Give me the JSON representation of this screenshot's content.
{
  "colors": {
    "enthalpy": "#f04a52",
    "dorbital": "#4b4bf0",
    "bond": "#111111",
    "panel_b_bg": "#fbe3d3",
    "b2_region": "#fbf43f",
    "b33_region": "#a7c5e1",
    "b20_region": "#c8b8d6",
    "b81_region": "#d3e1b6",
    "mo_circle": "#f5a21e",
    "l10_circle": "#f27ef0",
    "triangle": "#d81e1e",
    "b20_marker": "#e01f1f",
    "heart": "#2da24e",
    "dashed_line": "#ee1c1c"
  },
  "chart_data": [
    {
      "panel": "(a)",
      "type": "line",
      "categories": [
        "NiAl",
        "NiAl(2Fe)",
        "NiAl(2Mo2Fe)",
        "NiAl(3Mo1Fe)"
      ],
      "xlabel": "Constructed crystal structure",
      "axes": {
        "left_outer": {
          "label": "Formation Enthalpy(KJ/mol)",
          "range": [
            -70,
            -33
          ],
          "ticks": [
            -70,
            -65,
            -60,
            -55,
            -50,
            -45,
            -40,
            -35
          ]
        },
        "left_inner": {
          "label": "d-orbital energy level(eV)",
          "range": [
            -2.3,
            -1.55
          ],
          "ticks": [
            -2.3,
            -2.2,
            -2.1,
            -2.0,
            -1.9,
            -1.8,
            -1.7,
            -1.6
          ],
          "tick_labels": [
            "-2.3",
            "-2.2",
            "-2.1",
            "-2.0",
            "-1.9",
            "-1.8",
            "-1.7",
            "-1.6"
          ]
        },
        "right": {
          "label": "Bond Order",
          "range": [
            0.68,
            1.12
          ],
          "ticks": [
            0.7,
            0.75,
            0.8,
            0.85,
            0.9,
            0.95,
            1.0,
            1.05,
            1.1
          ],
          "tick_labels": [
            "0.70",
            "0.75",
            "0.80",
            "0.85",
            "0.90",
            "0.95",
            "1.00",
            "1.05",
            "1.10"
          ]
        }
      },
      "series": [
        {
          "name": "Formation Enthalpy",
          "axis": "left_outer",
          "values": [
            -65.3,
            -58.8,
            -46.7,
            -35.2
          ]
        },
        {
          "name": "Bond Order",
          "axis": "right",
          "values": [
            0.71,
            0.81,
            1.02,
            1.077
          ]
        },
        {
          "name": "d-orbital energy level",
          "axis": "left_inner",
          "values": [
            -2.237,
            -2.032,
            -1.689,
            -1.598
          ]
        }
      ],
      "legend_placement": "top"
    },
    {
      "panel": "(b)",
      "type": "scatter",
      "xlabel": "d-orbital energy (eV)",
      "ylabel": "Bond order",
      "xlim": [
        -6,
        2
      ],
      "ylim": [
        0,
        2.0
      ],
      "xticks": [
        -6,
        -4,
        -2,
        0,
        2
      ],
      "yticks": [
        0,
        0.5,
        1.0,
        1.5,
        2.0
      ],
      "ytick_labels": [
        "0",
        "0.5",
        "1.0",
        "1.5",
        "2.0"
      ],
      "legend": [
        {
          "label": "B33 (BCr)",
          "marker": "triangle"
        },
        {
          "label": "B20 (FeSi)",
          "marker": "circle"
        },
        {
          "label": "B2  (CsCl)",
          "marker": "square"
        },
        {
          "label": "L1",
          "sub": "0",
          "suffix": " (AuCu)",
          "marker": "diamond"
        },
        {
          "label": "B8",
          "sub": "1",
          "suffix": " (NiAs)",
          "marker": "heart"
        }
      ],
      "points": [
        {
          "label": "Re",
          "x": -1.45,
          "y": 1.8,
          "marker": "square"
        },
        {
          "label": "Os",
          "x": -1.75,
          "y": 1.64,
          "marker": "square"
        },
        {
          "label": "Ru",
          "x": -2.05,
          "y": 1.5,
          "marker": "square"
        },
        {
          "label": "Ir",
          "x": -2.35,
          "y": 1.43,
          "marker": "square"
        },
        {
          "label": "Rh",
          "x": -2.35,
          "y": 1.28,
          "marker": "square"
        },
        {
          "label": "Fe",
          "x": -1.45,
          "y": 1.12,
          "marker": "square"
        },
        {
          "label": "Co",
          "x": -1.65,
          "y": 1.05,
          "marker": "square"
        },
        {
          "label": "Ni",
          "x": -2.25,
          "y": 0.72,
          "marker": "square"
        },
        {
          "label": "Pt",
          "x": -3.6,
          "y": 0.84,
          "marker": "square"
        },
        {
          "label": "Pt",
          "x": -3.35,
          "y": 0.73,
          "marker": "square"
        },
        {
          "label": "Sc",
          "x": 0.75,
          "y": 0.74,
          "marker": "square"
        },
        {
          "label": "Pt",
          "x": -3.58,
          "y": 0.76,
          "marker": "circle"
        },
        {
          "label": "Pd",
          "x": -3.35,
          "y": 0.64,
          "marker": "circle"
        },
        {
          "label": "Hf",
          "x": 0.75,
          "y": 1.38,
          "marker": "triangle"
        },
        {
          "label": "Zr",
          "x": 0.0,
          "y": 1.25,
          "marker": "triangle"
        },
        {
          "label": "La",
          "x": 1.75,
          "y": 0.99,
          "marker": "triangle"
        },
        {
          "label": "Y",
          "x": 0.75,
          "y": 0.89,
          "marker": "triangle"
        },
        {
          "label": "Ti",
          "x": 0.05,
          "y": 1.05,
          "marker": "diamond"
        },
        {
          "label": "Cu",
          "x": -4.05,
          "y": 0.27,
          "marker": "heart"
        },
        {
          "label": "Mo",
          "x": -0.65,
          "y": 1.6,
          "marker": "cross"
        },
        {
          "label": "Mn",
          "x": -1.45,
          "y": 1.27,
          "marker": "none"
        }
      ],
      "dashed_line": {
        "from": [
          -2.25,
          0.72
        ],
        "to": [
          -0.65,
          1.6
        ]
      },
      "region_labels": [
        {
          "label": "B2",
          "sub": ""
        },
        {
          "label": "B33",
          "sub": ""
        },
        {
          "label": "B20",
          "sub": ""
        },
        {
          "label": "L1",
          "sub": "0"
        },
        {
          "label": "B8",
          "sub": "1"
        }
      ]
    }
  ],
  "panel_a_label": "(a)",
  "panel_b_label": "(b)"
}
========
Scan the data above and copy every line with "xlabel" in it.

Answer for this exercise:
      "xlabel": "Constructed crystal structure",
      "xlabel": "d-orbital energy (eV)",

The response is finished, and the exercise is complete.